__TAREFAS A RESOLVER__.
(a) No excerto do recurso, que área tem o prédio urbano na nova redação pedida para o ponto 5 da matéria de facto?
(b) Reproduz sem qualquer alteração o trecho do excerto do recurso que começa em "48- Destarte, deverá" e segue até "que se requer.".

45- Trata-se de uma situação iníqua, que excede os limites impostos pela boa-fé e é, portanto, abusiva, nos termos e para os efeitos do disposto no artigo 334º do Código Civil. 
46- Por outro lado, a ré estaria diretamente a enriquecer, de forma injustificada, à custa dos autores, ao adquirir um bem mais valioso que aquele que as partes tinham inicialmente negociado, pelo mesmo preço.
47- Seria um autêntico enriquecimento sem causa, nos termos e para os efeitos do artigo 473º do Código Civil. 
48- Destarte, deverá permitir-se a celebração do contrato prometido entre as partes tal como as mesmas já concordaram ser possível e, uma vez que a ré se recusou à celebração desse contrato de forma voluntária, deverá proferir-se decisão judicial que se substitua à declaração de vontade desta, tal como peticionado na petição inicial, o que se requer.
Nestes termos, não só certamente pelo alegado mas principalmente pelo alto critério de Vªs Exªs, deverá ser dado provimento ao presente e, em consequência:
a)  Aditar-se o ponto 5 da matéria de facto dada como provada, passando o mesmo a ter a seguinte redação: Actualmente, a parcela de terreno corresponde ao prédio urbano – parcela de terreno para construção - sito em ..., ..., ..., com a área de 817 m2, descrito no registo predial sob o nº...33 e inscrito no art. ...80º da matriz predial respectiva”;
b)  Revogar-se a sentença ora recorrida, substituindo-a por outra que reconheça que não é aplicável ao caso concreto a norma do artigo 1º do DL 281/99 de 26 de Junho e que o Tribunal a quo operou uma errónea interpretação deste normativo, bem como das normas previstas nos artigos 830º (e 410º, nº3, 808º e 804º, n2) do C.C. e que se substitua à declaração de vontade da ré para a execução específica do contrato prometido;
c)  Caso assim não se entenda, reconhecer-se a nulidade do contrato promessa por impossibilidade objetiva e originária do mesmo, em virtude da falta de um requisito de validade do mesmo (artigo 1º do DL 281/99 de 26 de Junho e artigos 401º, nº3, 410º, nº 3, 280º e 286º do C.C.), nulidade esta que é de conhecimento oficioso, com as legais consequências;
d)  Sem prescindir, e caso assim não se entenda, revogar-se a decisão ora recorrida, ordenando a sua remessa à 1ª instância de forma a aferir da (im)possibilidade de obtenção da “licença de utilização” ou de qualquer outro elemento de “legalização” do imóvel que seja aplicável;
e) Ainda sem prescindir, e caso assim não se entenda, reconhecer-se que a decisão ora em crise representa um resultado iníquo e desajustado à realidade negocial que as partes tiveram por base e que é contrário à boa fé, aos bons costumes e ao fim prosseguido pelo direito titulado pela ré, ao abrigo do disposto no artigo 334º do C.C., com as legais consequências.”

__LINHAS GUARDADAS__.
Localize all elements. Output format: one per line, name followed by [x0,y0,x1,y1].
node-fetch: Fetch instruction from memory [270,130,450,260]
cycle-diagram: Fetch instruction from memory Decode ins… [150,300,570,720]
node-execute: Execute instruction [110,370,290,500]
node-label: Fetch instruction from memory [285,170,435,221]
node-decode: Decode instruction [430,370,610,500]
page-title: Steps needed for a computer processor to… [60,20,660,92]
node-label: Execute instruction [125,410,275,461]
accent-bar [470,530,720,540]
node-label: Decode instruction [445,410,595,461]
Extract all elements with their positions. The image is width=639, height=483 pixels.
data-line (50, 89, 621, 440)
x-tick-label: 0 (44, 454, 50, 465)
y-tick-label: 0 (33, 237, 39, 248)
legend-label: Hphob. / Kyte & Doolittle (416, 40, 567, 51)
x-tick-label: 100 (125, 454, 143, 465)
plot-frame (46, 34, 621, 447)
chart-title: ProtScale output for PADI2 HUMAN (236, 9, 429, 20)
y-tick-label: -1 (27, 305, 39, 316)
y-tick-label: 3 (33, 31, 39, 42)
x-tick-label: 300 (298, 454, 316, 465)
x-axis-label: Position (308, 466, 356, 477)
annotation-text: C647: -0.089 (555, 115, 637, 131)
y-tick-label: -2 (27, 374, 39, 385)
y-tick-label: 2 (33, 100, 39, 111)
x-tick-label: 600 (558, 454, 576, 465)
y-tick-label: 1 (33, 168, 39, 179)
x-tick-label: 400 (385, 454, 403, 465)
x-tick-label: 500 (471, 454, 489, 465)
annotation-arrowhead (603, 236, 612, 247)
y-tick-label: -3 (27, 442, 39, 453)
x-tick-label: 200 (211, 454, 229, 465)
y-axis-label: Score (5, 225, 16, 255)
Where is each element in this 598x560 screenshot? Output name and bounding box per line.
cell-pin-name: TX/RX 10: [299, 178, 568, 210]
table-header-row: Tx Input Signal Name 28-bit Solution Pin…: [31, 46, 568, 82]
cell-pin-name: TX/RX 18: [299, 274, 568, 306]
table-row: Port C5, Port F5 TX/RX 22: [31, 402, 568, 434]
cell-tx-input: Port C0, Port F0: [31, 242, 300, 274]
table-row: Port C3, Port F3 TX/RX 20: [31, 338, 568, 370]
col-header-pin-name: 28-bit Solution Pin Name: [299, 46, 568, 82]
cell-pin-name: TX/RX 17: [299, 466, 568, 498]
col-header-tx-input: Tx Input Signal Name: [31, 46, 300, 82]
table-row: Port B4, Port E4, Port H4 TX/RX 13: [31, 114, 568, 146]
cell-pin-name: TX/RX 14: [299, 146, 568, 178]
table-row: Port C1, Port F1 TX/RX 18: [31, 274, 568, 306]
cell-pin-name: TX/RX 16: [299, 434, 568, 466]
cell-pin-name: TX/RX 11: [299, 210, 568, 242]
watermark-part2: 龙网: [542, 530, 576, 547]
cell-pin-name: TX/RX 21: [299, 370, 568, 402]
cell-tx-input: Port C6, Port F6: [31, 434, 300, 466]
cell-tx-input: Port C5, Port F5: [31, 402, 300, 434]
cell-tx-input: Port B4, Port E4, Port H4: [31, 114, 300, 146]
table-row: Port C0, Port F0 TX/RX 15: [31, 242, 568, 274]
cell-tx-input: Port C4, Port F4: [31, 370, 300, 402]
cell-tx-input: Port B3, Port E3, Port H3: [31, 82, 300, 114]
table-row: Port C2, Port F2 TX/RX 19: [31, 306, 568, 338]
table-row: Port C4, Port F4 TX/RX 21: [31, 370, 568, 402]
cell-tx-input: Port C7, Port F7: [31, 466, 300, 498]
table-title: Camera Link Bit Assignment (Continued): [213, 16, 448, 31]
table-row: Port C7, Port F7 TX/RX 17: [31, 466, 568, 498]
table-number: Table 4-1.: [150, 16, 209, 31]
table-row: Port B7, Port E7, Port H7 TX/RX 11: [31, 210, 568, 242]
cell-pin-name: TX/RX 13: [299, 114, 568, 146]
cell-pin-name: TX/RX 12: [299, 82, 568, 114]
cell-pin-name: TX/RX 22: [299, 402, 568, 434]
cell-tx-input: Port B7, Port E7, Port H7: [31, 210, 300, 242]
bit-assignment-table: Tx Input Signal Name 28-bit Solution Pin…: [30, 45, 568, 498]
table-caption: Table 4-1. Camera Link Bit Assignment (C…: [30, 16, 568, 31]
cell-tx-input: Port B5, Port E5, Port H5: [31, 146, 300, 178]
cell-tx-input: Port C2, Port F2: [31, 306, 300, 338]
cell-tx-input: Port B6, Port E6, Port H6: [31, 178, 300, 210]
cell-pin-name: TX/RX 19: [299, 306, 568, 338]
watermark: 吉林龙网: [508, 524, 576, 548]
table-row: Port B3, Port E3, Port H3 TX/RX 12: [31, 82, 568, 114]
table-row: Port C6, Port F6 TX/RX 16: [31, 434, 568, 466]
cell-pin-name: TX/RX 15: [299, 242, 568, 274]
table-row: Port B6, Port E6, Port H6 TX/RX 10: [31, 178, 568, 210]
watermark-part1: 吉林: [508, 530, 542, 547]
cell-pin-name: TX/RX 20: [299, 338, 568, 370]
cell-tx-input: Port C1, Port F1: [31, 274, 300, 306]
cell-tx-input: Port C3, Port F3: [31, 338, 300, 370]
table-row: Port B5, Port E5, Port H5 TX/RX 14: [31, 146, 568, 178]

__RESPOSTAS ESCRITAS__.
(a) 817 m2.

(b)
48- Destarte, deverá permitir-se a celebração do contrato prometido entre as partes tal como as mesmas já concordaram ser possível e, uma vez que a ré se recusou à celebração desse contrato de forma voluntária, deverá proferir-se decisão judicial que se substitua à declaração de vontade desta, tal como peticionado na petição inicial, o que se requer.